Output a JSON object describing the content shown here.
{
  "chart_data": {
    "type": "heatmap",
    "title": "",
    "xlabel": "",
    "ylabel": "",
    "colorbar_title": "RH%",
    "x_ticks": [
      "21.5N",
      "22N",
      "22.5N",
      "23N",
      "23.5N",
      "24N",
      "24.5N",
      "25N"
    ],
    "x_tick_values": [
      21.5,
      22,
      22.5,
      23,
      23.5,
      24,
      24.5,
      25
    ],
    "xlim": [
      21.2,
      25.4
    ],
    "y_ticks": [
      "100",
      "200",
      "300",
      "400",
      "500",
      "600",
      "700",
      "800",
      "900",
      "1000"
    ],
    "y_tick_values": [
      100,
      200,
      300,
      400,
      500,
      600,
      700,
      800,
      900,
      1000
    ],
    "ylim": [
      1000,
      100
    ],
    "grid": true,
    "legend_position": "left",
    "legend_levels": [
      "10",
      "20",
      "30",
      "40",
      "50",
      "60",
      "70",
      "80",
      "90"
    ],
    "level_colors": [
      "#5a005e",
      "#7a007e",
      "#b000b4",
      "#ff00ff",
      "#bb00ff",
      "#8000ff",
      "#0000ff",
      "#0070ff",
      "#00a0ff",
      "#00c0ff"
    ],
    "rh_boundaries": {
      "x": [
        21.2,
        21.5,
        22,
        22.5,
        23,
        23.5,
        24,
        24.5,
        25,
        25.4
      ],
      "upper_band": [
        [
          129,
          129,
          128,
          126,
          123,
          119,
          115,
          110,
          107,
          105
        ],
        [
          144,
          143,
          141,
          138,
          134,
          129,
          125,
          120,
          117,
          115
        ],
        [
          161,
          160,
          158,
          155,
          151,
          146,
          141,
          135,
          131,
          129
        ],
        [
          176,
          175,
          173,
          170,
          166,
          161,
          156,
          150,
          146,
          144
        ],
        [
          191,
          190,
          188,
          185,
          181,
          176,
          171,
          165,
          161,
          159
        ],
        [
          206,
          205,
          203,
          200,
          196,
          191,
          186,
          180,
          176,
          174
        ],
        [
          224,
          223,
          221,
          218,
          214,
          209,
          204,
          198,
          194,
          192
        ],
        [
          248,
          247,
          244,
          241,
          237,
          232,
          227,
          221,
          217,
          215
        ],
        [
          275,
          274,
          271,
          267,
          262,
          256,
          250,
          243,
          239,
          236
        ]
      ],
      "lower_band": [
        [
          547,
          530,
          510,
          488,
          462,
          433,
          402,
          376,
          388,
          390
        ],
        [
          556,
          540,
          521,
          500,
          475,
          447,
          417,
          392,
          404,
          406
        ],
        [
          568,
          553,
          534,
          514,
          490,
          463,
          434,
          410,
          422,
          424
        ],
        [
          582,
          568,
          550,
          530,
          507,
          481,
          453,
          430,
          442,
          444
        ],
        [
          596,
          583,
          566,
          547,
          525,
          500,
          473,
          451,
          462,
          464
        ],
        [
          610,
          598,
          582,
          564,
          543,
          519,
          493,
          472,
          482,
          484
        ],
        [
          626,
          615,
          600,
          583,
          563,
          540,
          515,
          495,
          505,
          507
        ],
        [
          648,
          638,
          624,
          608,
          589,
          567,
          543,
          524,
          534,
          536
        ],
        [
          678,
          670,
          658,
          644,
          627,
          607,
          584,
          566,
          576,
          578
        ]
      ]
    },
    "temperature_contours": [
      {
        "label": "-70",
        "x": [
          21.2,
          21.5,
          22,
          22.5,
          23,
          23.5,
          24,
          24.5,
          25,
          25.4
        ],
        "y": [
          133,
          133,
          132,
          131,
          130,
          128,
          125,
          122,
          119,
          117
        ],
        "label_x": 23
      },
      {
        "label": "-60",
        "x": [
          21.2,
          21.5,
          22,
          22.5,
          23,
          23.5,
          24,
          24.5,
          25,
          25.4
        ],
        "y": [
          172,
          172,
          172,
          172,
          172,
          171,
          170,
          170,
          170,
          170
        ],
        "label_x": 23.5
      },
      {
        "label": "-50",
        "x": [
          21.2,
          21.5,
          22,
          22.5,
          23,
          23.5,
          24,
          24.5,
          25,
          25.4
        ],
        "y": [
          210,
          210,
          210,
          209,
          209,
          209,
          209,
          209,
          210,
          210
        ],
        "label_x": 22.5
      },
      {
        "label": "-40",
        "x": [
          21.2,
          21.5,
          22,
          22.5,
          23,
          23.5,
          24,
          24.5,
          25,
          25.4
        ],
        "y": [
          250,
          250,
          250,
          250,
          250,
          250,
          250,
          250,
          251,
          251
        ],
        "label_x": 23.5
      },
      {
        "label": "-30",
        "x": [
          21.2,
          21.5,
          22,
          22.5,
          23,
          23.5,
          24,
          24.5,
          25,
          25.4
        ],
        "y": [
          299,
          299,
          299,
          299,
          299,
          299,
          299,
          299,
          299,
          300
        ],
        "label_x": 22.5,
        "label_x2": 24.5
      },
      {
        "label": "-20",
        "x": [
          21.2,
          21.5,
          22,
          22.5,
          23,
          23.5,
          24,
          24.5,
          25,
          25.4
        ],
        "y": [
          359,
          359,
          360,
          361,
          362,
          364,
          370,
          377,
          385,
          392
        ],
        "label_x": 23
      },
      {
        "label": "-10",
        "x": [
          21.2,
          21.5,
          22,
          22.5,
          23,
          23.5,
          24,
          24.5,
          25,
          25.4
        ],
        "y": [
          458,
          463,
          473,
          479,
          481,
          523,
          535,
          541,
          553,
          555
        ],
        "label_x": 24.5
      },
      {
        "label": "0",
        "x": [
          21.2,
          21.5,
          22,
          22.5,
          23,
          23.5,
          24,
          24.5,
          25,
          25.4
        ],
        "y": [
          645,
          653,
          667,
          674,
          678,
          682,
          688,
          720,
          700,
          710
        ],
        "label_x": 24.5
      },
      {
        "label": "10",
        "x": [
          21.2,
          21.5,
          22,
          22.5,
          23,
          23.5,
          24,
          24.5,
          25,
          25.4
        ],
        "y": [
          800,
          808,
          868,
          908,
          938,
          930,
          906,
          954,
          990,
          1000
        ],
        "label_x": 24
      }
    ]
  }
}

CHALLENGE: Print the material above once more, exactly.

EXERCISE SOLUTION:
Output a JSON object describing the content shown here.
{
  "chart_data": {
    "type": "heatmap",
    "title": "",
    "xlabel": "",
    "ylabel": "",
    "colorbar_title": "RH%",
    "x_ticks": [
      "21.5N",
      "22N",
      "22.5N",
      "23N",
      "23.5N",
      "24N",
      "24.5N",
      "25N"
    ],
    "x_tick_values": [
      21.5,
      22,
      22.5,
      23,
      23.5,
      24,
      24.5,
      25
    ],
    "xlim": [
      21.2,
      25.4
    ],
    "y_ticks": [
      "100",
      "200",
      "300",
      "400",
      "500",
      "600",
      "700",
      "800",
      "900",
      "1000"
    ],
    "y_tick_values": [
      100,
      200,
      300,
      400,
      500,
      600,
      700,
      800,
      900,
      1000
    ],
    "ylim": [
      1000,
      100
    ],
    "grid": true,
    "legend_position": "left",
    "legend_levels": [
      "10",
      "20",
      "30",
      "40",
      "50",
      "60",
      "70",
      "80",
      "90"
    ],
    "level_colors": [
      "#5a005e",
      "#7a007e",
      "#b000b4",
      "#ff00ff",
      "#bb00ff",
      "#8000ff",
      "#0000ff",
      "#0070ff",
      "#00a0ff",
      "#00c0ff"
    ],
    "rh_boundaries": {
      "x": [
        21.2,
        21.5,
        22,
        22.5,
        23,
        23.5,
        24,
        24.5,
        25,
        25.4
      ],
      "upper_band": [
        [
          129,
          129,
          128,
          126,
          123,
          119,
          115,
          110,
          107,
          105
        ],
        [
          144,
          143,
          141,
          138,
          134,
          129,
          125,
          120,
          117,
          115
        ],
        [
          161,
          160,
          158,
          155,
          151,
          146,
          141,
          135,
          131,
          129
        ],
        [
          176,
          175,
          173,
          170,
          166,
          161,
          156,
          150,
          146,
          144
        ],
        [
          191,
          190,
          188,
          185,
          181,
          176,
          171,
          165,
          161,
          159
        ],
        [
          206,
          205,
          203,
          200,
          196,
          191,
          186,
          180,
          176,
          174
        ],
        [
          224,
          223,
          221,
          218,
          214,
          209,
          204,
          198,
          194,
          192
        ],
        [
          248,
          247,
          244,
          241,
          237,
          232,
          227,
          221,
          217,
          215
        ],
        [
          275,
          274,
          271,
          267,
          262,
          256,
          250,
          243,
          239,
          236
        ]
      ],
      "lower_band": [
        [
          547,
          530,
          510,
          488,
          462,
          433,
          402,
          376,
          388,
          390
        ],
        [
          556,
          540,
          521,
          500,
          475,
          447,
          417,
          392,
          404,
          406
        ],
        [
          568,
          553,
          534,
          514,
          490,
          463,
          434,
          410,
          422,
          424
        ],
        [
          582,
          568,
          550,
          530,
          507,
          481,
          453,
          430,
          442,
          444
        ],
        [
          596,
          583,
          566,
          547,
          525,
          500,
          473,
          451,
          462,
          464
        ],
        [
          610,
          598,
          582,
          564,
          543,
          519,
          493,
          472,
          482,
          484
        ],
        [
          626,
          615,
          600,
          583,
          563,
          540,
          515,
          495,
          505,
          507
        ],
        [
          648,
          638,
          624,
          608,
          589,
          567,
          543,
          524,
          534,
          536
        ],
        [
          678,
          670,
          658,
          644,
          627,
          607,
          584,
          566,
          576,
          578
        ]
      ]
    },
    "temperature_contours": [
      {
        "label": "-70",
        "x": [
          21.2,
          21.5,
          22,
          22.5,
          23,
          23.5,
          24,
          24.5,
          25,
          25.4
        ],
        "y": [
          133,
          133,
          132,
          131,
          130,
          128,
          125,
          122,
          119,
          117
        ],
        "label_x": 23
      },
      {
        "label": "-60",
        "x": [
          21.2,
          21.5,
          22,
          22.5,
          23,
          23.5,
          24,
          24.5,
          25,
          25.4
        ],
        "y": [
          172,
          172,
          172,
          172,
          172,
          171,
          170,
          170,
          170,
          170
        ],
        "label_x": 23.5
      },
      {
        "label": "-50",
        "x": [
          21.2,
          21.5,
          22,
          22.5,
          23,
          23.5,
          24,
          24.5,
          25,
          25.4
        ],
        "y": [
          210,
          210,
          210,
          209,
          209,
          209,
          209,
          209,
          210,
          210
        ],
        "label_x": 22.5
      },
      {
        "label": "-40",
        "x": [
          21.2,
          21.5,
          22,
          22.5,
          23,
          23.5,
          24,
          24.5,
          25,
          25.4
        ],
        "y": [
          250,
          250,
          250,
          250,
          250,
          250,
          250,
          250,
          251,
          251
        ],
        "label_x": 23.5
      },
      {
        "label": "-30",
        "x": [
          21.2,
          21.5,
          22,
          22.5,
          23,
          23.5,
          24,
          24.5,
          25,
          25.4
        ],
        "y": [
          299,
          299,
          299,
          299,
          299,
          299,
          299,
          299,
          299,
          300
        ],
        "label_x": 22.5,
        "label_x2": 24.5
      },
      {
        "label": "-20",
        "x": [
          21.2,
          21.5,
          22,
          22.5,
          23,
          23.5,
          24,
          24.5,
          25,
          25.4
        ],
        "y": [
          359,
          359,
          360,
          361,
          362,
          364,
          370,
          377,
          385,
          392
        ],
        "label_x": 23
      },
      {
        "label": "-10",
        "x": [
          21.2,
          21.5,
          22,
          22.5,
          23,
          23.5,
          24,
          24.5,
          25,
          25.4
        ],
        "y": [
          458,
          463,
          473,
          479,
          481,
          523,
          535,
          541,
          553,
          555
        ],
        "label_x": 24.5
      },
      {
        "label": "0",
        "x": [
          21.2,
          21.5,
          22,
          22.5,
          23,
          23.5,
          24,
          24.5,
          25,
          25.4
        ],
        "y": [
          645,
          653,
          667,
          674,
          678,
          682,
          688,
          720,
          700,
          710
        ],
        "label_x": 24.5
      },
      {
        "label": "10",
        "x": [
          21.2,
          21.5,
          22,
          22.5,
          23,
          23.5,
          24,
          24.5,
          25,
          25.4
        ],
        "y": [
          800,
          808,
          868,
          908,
          938,
          930,
          906,
          954,
          990,
          1000
        ],
        "label_x": 24
      }
    ]
  }
}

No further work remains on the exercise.